* _Exercise_:
Report every line in the listing below where the string "Motion" shows up.

* _Records to use_:
# # # # #

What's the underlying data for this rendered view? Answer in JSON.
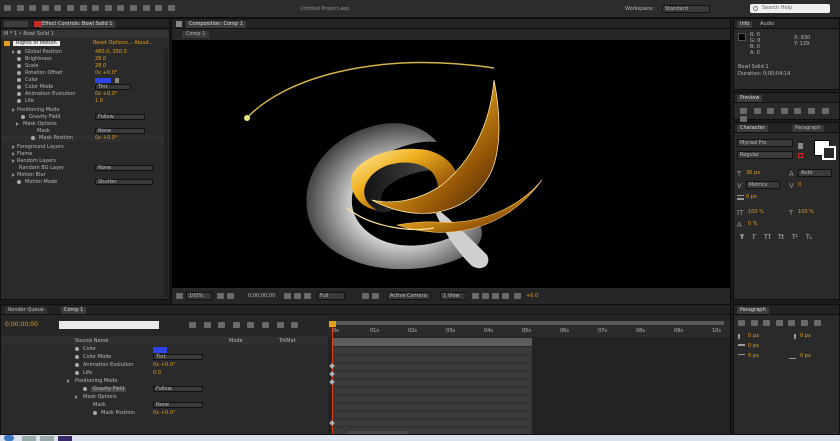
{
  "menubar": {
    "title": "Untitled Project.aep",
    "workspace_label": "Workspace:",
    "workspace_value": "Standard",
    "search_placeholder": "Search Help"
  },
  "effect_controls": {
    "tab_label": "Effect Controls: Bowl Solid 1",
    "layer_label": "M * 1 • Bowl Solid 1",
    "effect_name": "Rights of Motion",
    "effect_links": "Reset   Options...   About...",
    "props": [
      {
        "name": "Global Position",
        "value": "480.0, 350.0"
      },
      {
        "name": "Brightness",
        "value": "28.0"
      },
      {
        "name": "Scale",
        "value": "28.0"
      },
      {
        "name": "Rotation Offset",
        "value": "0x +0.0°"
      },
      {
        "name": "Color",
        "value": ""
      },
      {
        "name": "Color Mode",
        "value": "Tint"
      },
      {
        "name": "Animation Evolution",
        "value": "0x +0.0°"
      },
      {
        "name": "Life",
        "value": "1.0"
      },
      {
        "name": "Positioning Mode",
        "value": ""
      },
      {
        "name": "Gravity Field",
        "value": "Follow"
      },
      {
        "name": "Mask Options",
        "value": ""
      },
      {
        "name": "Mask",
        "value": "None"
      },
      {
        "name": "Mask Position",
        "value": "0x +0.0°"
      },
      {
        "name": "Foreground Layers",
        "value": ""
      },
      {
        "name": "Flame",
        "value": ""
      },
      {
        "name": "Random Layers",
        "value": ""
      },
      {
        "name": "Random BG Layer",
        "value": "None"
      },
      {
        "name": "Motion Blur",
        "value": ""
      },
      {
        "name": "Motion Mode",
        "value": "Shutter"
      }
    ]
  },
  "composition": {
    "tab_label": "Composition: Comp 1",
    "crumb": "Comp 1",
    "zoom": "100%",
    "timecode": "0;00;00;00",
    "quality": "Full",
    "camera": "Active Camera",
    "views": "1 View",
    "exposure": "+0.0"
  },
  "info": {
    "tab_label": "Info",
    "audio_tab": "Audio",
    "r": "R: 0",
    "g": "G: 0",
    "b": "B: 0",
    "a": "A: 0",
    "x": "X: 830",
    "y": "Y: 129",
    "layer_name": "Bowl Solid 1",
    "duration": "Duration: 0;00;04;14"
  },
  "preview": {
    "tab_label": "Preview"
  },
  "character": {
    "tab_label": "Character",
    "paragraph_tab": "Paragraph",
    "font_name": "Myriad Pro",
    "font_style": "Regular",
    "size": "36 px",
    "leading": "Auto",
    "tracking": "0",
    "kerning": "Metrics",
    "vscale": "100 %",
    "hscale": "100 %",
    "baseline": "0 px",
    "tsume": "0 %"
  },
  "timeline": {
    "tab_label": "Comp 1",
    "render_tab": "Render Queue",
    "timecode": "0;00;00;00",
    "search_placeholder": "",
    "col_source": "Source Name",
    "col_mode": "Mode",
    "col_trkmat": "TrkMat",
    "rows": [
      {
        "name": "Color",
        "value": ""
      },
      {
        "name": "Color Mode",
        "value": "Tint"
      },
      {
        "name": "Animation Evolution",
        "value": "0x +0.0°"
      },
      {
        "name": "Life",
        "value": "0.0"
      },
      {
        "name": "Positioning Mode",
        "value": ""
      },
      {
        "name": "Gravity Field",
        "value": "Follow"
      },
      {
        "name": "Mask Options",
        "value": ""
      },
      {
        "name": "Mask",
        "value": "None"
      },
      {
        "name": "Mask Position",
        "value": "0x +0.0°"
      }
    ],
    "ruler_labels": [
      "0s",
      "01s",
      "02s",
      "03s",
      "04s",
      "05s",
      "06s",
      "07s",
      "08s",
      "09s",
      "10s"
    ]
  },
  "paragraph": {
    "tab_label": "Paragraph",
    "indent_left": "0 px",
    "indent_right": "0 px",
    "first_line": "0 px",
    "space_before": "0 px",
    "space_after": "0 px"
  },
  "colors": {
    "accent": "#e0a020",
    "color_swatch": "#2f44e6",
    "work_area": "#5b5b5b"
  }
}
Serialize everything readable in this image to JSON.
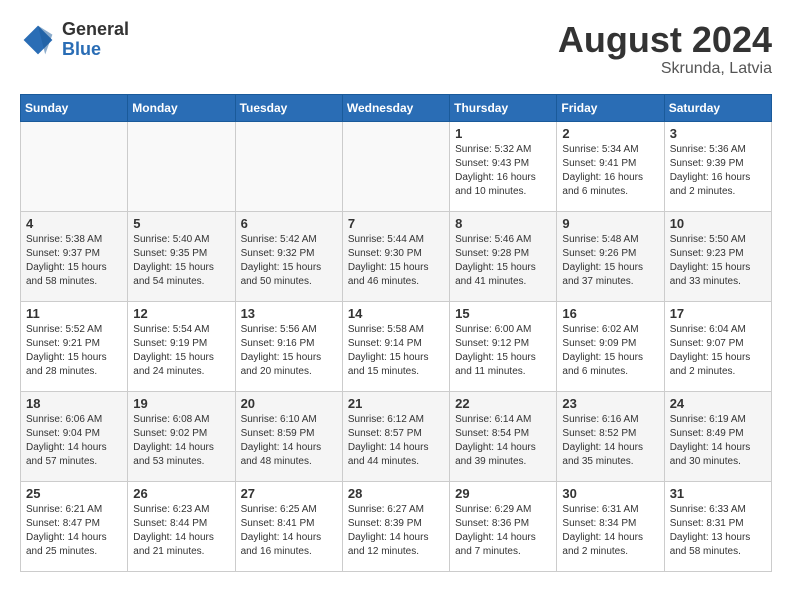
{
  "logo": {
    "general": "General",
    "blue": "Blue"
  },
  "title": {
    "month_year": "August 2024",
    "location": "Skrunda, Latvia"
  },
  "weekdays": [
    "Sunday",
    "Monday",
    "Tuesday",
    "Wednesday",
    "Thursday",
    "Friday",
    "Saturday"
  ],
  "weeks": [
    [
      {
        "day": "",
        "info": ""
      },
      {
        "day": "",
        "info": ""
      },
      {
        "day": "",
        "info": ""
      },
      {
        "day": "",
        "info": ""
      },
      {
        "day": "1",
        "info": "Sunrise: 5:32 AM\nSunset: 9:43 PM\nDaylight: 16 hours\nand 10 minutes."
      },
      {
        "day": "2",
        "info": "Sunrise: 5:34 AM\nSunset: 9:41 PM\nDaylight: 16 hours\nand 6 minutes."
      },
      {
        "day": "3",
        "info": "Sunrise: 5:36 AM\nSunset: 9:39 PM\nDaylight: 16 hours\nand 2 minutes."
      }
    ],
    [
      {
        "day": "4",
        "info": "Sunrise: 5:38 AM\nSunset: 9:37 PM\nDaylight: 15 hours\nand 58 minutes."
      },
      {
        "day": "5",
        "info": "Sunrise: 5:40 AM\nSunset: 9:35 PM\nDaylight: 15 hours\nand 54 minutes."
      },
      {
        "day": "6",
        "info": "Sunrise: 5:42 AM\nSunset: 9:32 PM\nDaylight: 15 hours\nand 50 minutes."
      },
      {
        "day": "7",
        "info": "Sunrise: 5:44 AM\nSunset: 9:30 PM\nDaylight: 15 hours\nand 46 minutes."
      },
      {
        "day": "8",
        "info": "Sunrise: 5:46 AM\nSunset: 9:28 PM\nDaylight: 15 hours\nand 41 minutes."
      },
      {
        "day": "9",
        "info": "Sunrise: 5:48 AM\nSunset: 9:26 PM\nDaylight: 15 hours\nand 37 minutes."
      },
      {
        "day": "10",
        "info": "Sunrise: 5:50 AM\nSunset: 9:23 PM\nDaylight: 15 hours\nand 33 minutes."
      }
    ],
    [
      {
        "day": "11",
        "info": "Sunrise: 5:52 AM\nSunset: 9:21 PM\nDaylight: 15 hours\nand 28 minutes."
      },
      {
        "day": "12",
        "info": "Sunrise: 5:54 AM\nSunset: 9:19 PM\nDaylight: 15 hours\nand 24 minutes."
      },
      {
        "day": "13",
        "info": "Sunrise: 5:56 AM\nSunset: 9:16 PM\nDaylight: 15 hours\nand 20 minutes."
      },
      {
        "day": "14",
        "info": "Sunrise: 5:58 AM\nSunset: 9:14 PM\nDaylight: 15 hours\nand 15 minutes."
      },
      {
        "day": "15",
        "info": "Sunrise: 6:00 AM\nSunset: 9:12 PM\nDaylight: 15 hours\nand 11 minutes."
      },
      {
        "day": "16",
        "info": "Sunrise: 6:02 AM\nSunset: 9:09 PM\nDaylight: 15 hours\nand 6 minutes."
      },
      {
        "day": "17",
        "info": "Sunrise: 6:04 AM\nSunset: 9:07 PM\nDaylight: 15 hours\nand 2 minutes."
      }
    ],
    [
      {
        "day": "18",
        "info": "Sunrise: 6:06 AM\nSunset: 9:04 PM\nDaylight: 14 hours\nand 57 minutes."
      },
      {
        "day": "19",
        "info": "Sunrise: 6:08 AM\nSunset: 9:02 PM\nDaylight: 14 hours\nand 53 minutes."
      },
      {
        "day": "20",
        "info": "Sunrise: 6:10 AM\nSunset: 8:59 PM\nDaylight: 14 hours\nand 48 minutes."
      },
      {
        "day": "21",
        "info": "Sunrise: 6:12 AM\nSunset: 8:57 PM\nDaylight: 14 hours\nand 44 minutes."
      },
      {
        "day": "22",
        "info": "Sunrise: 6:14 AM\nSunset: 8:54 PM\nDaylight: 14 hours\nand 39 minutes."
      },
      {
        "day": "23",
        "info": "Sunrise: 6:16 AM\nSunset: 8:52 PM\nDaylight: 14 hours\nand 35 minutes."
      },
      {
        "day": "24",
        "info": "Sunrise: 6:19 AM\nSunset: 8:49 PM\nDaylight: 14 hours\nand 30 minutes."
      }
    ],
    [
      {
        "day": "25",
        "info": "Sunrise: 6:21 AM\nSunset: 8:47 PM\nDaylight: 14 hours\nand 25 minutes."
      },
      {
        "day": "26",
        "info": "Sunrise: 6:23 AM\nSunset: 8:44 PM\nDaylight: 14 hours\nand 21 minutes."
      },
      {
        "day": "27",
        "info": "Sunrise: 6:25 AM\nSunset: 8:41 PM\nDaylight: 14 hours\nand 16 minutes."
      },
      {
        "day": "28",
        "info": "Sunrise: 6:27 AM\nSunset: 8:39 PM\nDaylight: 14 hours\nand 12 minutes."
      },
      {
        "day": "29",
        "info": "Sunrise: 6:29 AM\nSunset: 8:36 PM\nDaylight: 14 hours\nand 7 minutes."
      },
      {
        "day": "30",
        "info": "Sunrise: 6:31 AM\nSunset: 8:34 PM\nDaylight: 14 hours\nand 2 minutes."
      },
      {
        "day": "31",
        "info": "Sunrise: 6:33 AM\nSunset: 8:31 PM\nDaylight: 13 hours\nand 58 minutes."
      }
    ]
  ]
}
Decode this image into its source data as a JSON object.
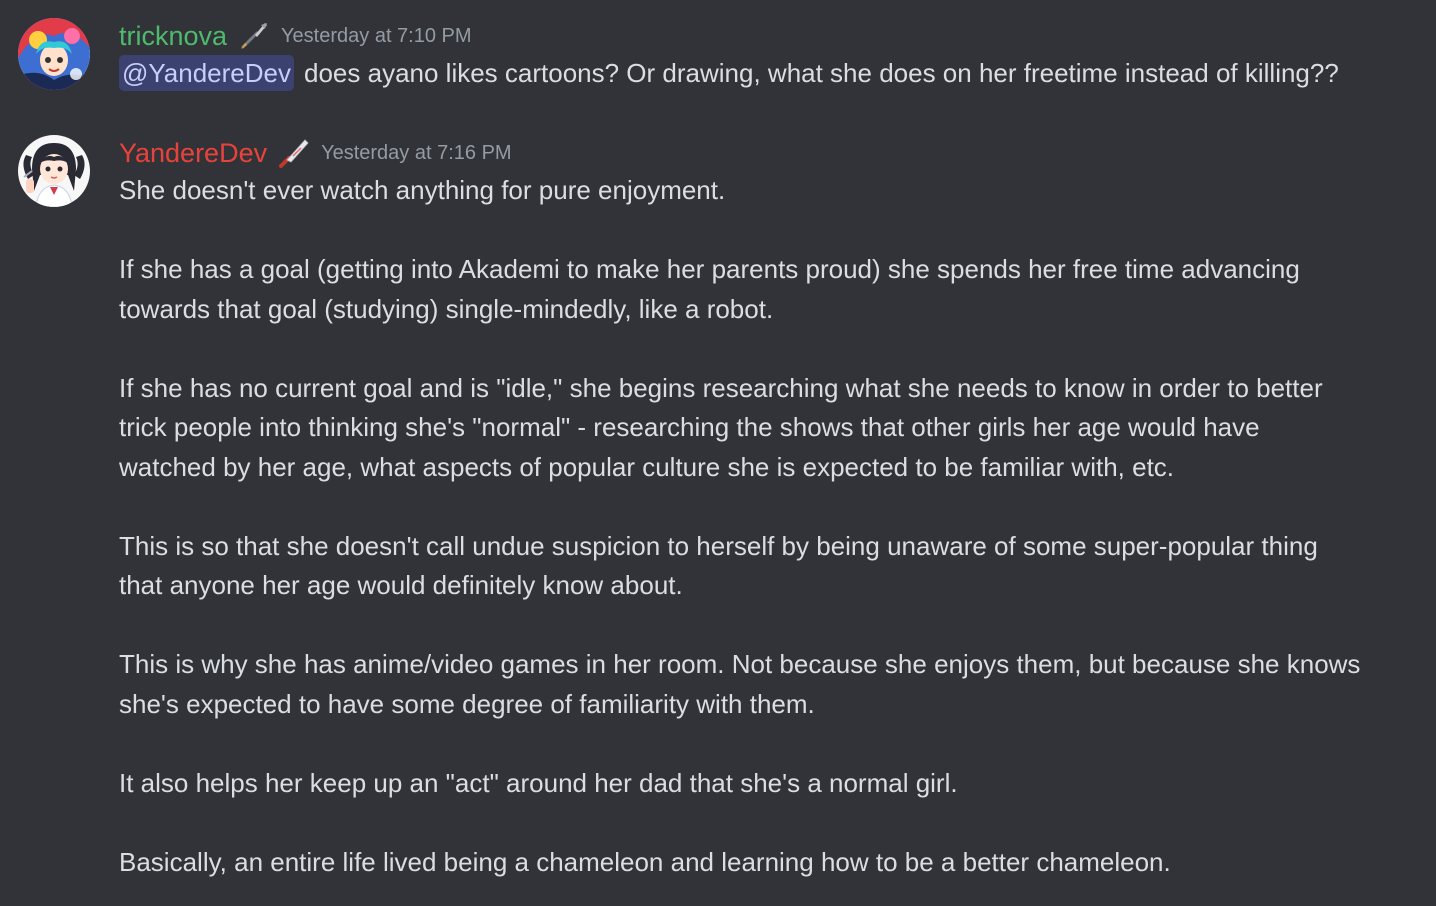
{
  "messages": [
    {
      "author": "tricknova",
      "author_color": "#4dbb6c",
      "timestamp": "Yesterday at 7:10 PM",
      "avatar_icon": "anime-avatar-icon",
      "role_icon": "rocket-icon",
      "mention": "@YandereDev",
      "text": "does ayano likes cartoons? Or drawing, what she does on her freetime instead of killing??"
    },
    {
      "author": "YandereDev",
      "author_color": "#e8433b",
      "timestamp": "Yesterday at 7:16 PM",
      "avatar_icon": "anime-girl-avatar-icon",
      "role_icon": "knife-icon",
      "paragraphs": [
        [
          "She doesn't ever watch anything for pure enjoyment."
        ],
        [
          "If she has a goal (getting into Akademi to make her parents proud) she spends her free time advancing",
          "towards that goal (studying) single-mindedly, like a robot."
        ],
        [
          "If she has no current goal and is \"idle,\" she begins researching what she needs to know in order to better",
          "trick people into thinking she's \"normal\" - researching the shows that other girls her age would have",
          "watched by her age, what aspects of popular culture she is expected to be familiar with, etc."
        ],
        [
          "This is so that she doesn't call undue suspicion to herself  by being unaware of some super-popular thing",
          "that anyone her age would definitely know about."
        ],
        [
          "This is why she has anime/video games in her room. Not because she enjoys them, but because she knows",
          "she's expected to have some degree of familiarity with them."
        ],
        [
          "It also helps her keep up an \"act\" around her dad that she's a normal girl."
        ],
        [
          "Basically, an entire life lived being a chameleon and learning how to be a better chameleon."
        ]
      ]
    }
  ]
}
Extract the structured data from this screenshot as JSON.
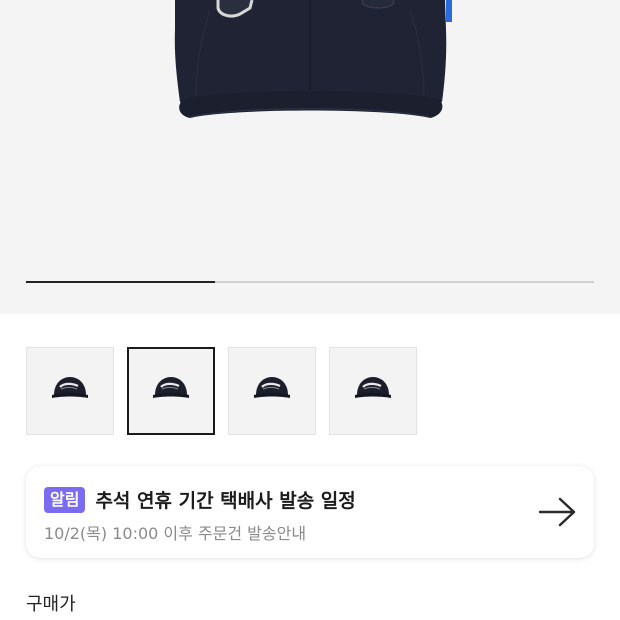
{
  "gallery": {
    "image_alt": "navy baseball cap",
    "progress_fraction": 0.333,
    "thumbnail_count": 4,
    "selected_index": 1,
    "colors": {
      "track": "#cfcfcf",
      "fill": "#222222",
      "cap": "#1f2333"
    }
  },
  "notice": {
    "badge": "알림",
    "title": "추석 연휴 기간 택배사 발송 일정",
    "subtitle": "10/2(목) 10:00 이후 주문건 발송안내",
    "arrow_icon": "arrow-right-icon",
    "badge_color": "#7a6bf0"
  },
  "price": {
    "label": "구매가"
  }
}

# # # # #

* _Result of this task_:
    "effect_name": "Rights of Motion",
        "name": "Motion Blur",
        "name": "Motion Mode",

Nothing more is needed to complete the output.